>> BEGIN Input records

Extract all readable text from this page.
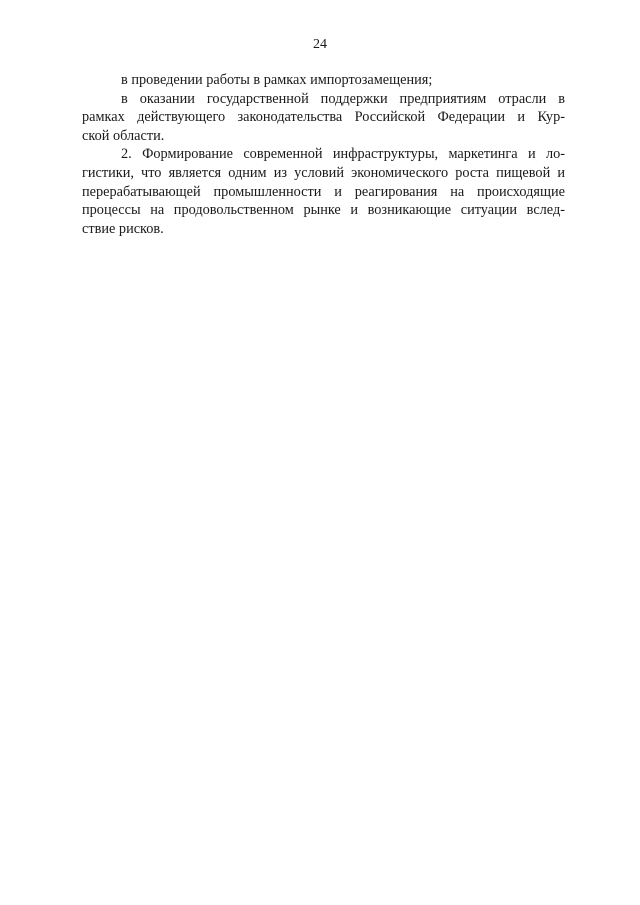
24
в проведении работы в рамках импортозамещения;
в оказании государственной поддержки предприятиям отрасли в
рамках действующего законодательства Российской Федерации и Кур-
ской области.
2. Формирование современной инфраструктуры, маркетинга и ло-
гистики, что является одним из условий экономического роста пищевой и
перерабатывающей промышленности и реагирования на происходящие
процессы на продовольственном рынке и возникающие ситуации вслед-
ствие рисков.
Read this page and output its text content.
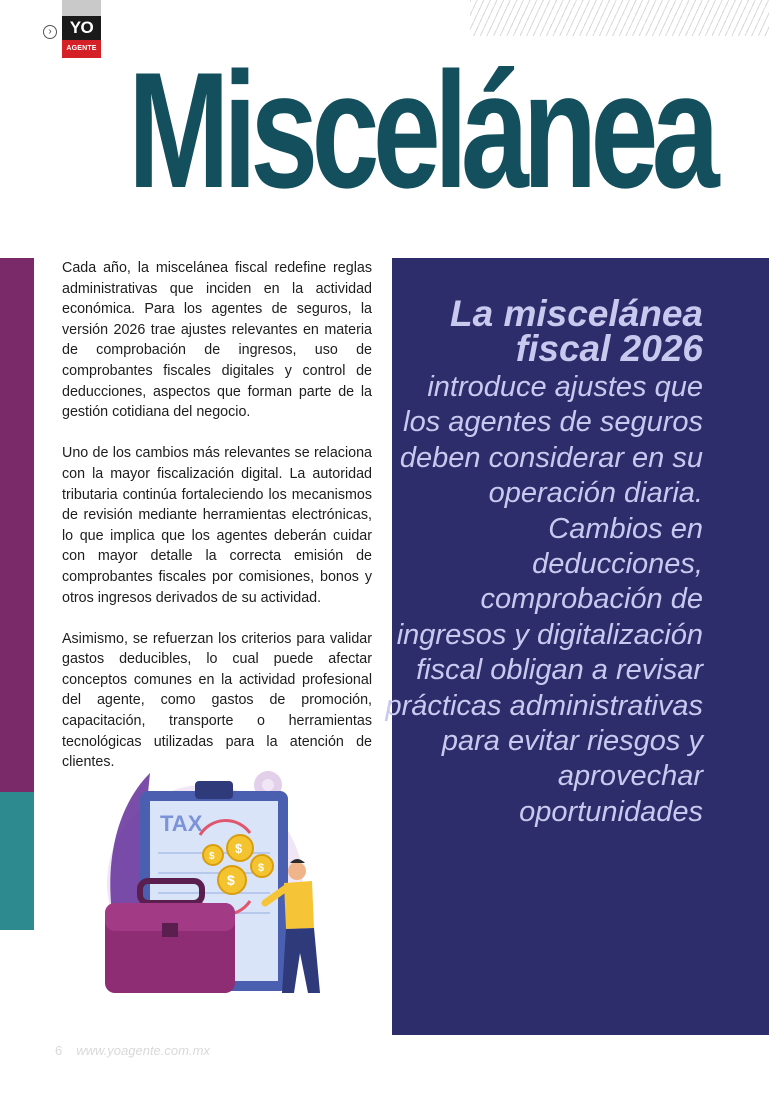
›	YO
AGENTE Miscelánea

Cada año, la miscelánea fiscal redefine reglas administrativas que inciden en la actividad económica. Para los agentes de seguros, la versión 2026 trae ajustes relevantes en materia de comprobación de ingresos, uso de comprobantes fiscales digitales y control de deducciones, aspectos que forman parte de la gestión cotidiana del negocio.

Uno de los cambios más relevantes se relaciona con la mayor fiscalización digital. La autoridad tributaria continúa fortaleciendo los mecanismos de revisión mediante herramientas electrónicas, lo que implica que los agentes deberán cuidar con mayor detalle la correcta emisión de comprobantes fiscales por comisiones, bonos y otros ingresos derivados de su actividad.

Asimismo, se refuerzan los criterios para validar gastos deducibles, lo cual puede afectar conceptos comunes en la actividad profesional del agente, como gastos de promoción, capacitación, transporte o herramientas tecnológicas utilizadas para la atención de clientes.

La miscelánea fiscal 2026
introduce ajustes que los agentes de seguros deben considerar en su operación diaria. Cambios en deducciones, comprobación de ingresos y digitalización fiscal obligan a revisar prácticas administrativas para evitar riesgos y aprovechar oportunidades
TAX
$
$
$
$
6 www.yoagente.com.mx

>> END Input records

The data should be printed again unchanged; leave its pictures out.

**The result:**
Extract all readable text from this page.
24
в проведении работы в рамках импортозамещения;
в оказании государственной поддержки предприятиям отрасли в
рамках действующего законодательства Российской Федерации и Кур-
ской области.
2. Формирование современной инфраструктуры, маркетинга и ло-
гистики, что является одним из условий экономического роста пищевой и
перерабатывающей промышленности и реагирования на происходящие
процессы на продовольственном рынке и возникающие ситуации вслед-
ствие рисков.
Read this page and output its text content.
›	YO
AGENTE Miscelánea

Cada año, la miscelánea fiscal redefine reglas administrativas que inciden en la actividad económica. Para los agentes de seguros, la versión 2026 trae ajustes relevantes en materia de comprobación de ingresos, uso de comprobantes fiscales digitales y control de deducciones, aspectos que forman parte de la gestión cotidiana del negocio.

Uno de los cambios más relevantes se relaciona con la mayor fiscalización digital. La autoridad tributaria continúa fortaleciendo los mecanismos de revisión mediante herramientas electrónicas, lo que implica que los agentes deberán cuidar con mayor detalle la correcta emisión de comprobantes fiscales por comisiones, bonos y otros ingresos derivados de su actividad.

Asimismo, se refuerzan los criterios para validar gastos deducibles, lo cual puede afectar conceptos comunes en la actividad profesional del agente, como gastos de promoción, capacitación, transporte o herramientas tecnológicas utilizadas para la atención de clientes.

La miscelánea fiscal 2026
introduce ajustes que los agentes de seguros deben considerar en su operación diaria. Cambios en deducciones, comprobación de ingresos y digitalización fiscal obligan a revisar prácticas administrativas para evitar riesgos y aprovechar oportunidades
TAX
$
$
$
$
6 www.yoagente.com.mx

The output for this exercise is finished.